━━━ EXTRACTED MATERIAL ━━━

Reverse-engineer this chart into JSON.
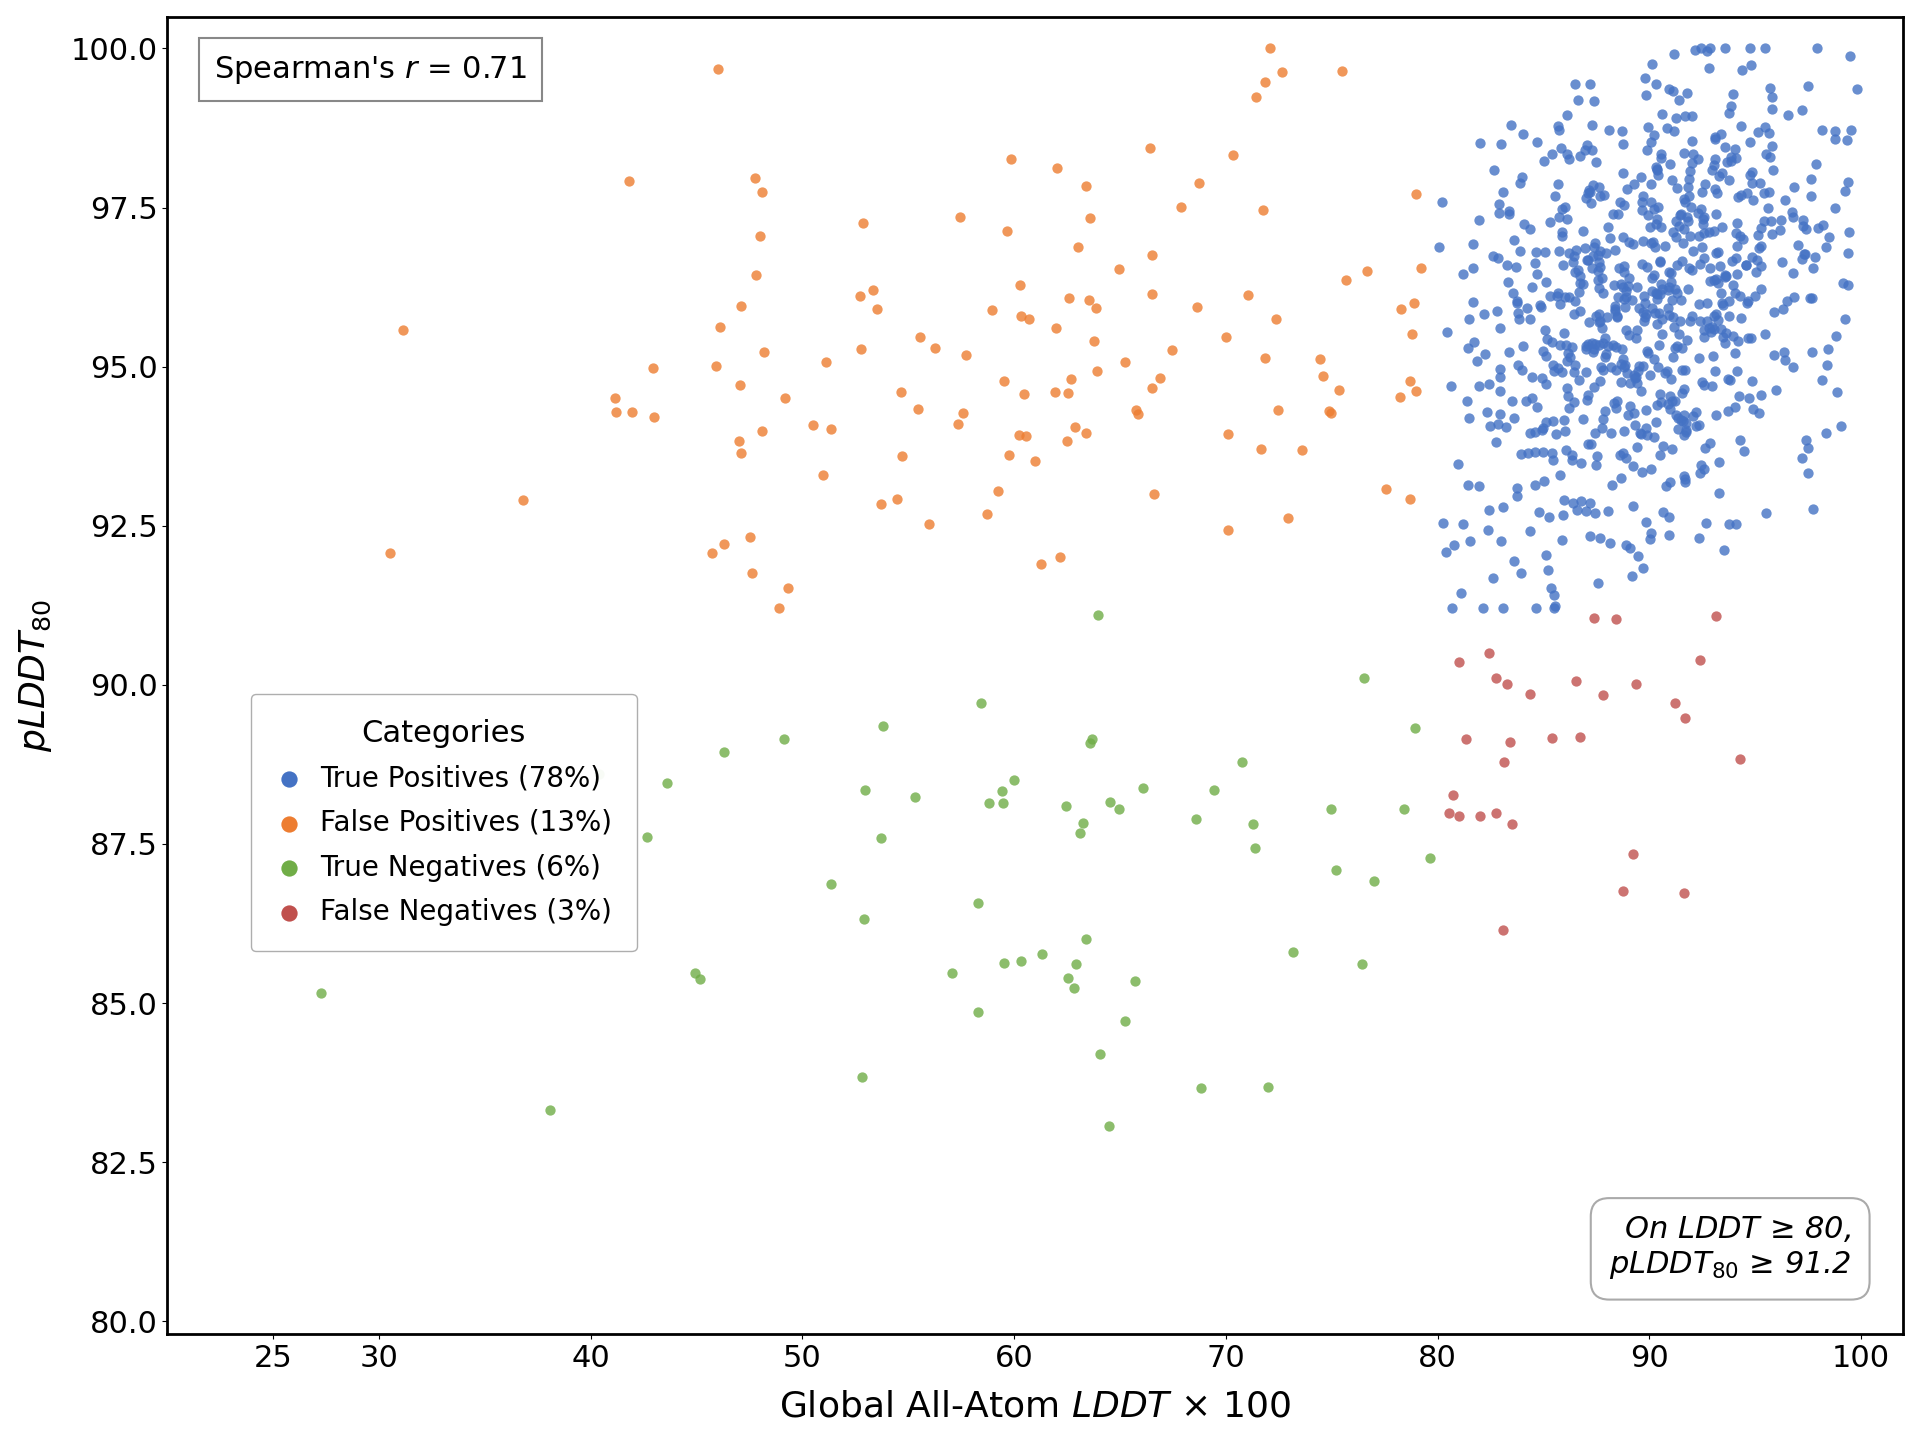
{
  "xlabel": "Global All-Atom $LDDT$ × 100",
  "ylabel": "$pLDDT_{80}$",
  "xlim": [
    20,
    102
  ],
  "ylim": [
    79.8,
    100.5
  ],
  "xticks": [
    25,
    30,
    40,
    50,
    60,
    70,
    80,
    90,
    100
  ],
  "yticks": [
    80.0,
    82.5,
    85.0,
    87.5,
    90.0,
    92.5,
    95.0,
    97.5,
    100.0
  ],
  "spearman_r": "0.71",
  "threshold_line1": "On $LDDT$ ≥ 80,",
  "threshold_line2": "$pLDDT_{80}$ ≥ 91.2",
  "categories": {
    "True Positives": {
      "label": "True Positives (78%)",
      "color": "#4472C4",
      "n": 780
    },
    "False Positives": {
      "label": "False Positives (13%)",
      "color": "#ED7D31",
      "n": 130
    },
    "True Negatives": {
      "label": "True Negatives (6%)",
      "color": "#70AD47",
      "n": 60
    },
    "False Negatives": {
      "label": "False Negatives (3%)",
      "color": "#C0504D",
      "n": 30
    }
  },
  "marker_size": 55,
  "alpha": 0.8,
  "background_color": "#ffffff",
  "figsize": [
    19.2,
    14.4
  ],
  "dpi": 100,
  "xlabel_fontsize": 26,
  "ylabel_fontsize": 26,
  "tick_fontsize": 22,
  "annot_fontsize": 22,
  "legend_title_fontsize": 22,
  "legend_fontsize": 20
}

━━━

◆ TASK REQUIREMENTS
Your answer should be only a number: how many lines of the data above contain the string "Negatives"?

◆ SOLUTION
4